Given problem> Read the records and gather each line that includes "Glassboro".

[Begin]

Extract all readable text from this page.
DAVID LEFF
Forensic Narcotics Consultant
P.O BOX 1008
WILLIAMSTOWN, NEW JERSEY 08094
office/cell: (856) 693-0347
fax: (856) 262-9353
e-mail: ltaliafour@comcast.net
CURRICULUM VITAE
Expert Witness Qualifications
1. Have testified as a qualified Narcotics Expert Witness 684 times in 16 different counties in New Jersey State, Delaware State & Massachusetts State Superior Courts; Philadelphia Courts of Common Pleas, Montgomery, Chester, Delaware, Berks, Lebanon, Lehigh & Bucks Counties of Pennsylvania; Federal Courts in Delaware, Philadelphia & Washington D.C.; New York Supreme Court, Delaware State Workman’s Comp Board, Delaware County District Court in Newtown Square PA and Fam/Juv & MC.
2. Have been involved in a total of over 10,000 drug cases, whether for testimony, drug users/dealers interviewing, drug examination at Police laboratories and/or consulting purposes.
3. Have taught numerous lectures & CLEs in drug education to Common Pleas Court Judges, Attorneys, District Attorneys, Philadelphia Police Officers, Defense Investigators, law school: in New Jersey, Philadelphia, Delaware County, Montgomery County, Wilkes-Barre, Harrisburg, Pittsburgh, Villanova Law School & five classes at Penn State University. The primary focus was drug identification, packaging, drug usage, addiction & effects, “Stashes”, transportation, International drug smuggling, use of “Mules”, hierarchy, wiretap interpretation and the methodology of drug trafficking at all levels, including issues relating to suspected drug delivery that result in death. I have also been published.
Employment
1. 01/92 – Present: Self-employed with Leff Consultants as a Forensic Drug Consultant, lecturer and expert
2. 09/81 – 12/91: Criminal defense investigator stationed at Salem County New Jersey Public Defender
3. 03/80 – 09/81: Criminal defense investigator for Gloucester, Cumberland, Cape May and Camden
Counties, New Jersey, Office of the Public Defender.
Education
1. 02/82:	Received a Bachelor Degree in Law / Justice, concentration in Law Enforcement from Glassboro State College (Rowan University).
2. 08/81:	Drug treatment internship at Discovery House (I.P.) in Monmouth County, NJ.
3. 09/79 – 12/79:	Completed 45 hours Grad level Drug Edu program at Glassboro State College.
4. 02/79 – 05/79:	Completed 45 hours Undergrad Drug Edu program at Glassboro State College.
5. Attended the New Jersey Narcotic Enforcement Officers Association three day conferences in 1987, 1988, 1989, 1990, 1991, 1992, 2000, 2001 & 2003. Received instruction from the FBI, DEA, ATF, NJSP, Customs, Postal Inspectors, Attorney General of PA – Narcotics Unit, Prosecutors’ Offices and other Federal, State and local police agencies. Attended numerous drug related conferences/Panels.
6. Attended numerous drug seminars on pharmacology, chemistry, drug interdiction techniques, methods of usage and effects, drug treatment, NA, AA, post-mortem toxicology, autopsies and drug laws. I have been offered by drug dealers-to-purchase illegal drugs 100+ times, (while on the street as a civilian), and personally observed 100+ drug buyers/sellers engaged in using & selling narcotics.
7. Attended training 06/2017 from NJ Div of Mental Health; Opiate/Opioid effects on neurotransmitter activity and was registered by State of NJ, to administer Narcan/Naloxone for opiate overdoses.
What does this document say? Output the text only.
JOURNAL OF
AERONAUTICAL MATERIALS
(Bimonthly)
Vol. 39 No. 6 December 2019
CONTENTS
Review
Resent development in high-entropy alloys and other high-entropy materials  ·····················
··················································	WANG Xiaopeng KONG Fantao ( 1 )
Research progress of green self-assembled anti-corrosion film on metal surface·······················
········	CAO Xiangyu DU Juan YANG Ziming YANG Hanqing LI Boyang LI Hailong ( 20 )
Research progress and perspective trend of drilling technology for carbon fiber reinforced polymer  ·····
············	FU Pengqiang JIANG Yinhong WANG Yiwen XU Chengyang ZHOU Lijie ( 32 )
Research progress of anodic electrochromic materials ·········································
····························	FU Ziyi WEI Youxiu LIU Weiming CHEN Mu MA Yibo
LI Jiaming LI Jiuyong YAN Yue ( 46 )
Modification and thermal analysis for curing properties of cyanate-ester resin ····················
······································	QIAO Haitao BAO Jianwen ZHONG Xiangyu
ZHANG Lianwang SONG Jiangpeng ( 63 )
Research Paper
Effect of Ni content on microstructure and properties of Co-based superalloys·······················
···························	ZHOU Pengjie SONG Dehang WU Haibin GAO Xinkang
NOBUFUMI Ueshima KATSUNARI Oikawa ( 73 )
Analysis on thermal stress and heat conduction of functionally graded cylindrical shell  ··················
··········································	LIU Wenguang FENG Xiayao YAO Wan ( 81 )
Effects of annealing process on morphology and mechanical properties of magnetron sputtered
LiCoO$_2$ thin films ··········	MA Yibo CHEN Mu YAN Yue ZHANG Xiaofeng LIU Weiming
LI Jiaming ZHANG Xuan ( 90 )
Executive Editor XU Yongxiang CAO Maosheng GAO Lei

[End]
[Begin]

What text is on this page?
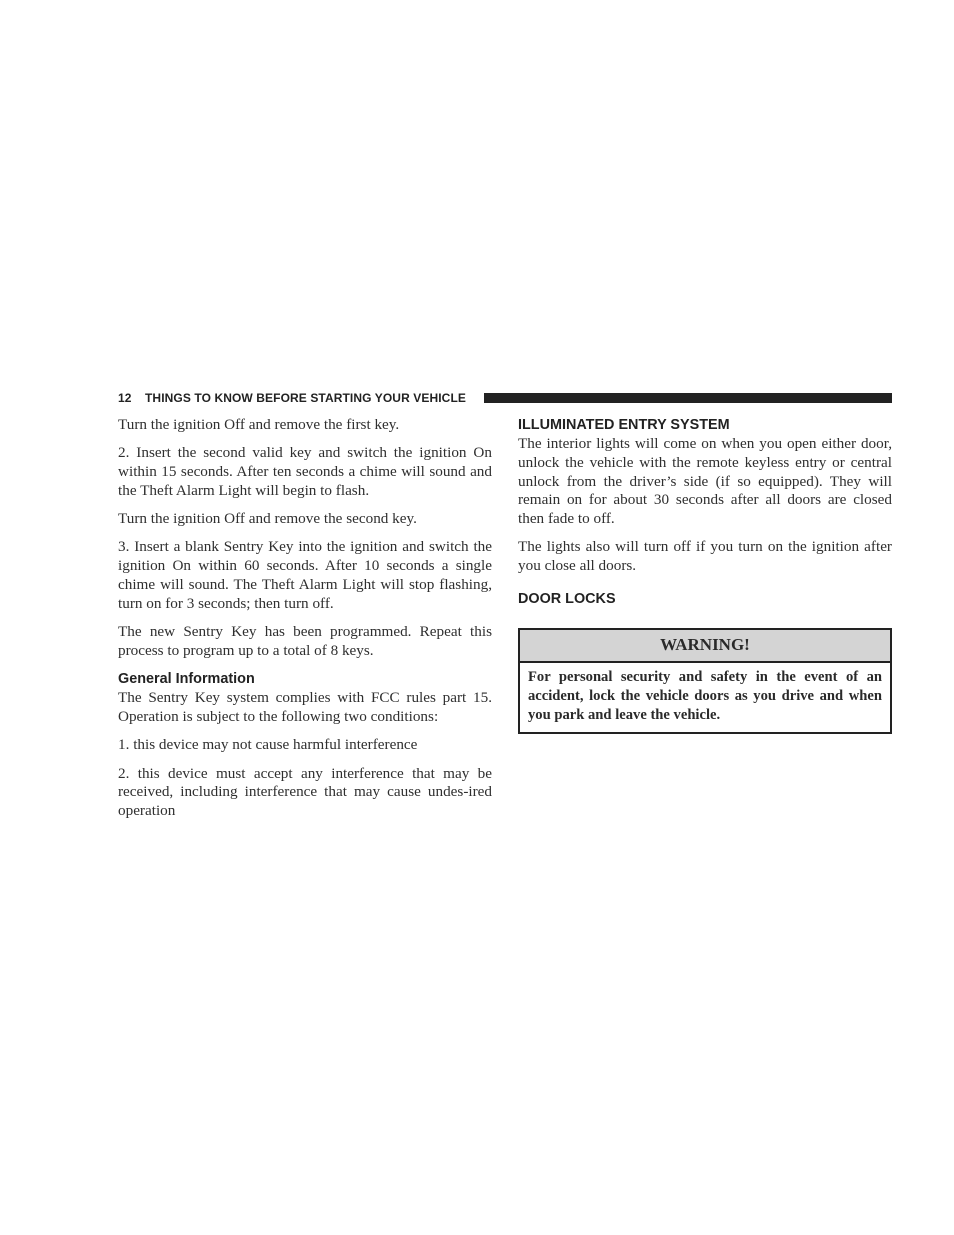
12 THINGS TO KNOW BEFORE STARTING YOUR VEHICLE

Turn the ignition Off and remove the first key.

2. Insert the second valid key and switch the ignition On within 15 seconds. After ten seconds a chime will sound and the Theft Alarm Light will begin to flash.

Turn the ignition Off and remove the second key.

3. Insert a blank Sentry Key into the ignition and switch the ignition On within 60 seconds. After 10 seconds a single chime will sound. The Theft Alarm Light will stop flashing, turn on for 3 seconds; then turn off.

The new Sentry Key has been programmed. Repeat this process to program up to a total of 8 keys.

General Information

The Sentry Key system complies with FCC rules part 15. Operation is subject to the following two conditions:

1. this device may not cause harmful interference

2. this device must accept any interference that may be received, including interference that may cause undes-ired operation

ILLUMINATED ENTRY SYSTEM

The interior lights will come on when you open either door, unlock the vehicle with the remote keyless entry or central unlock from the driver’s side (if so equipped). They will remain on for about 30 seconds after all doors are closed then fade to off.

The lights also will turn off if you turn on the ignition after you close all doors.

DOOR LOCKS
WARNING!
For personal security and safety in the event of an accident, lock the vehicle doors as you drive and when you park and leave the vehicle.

[End]

Result for this exercise>
1. 02/82:	Received a Bachelor Degree in Law / Justice, concentration in Law Enforcement from Glassboro State College (Rowan University).
3. 09/79 – 12/79:	Completed 45 hours Grad level Drug Edu program at Glassboro State College.
4. 02/79 – 05/79:	Completed 45 hours Undergrad Drug Edu program at Glassboro State College.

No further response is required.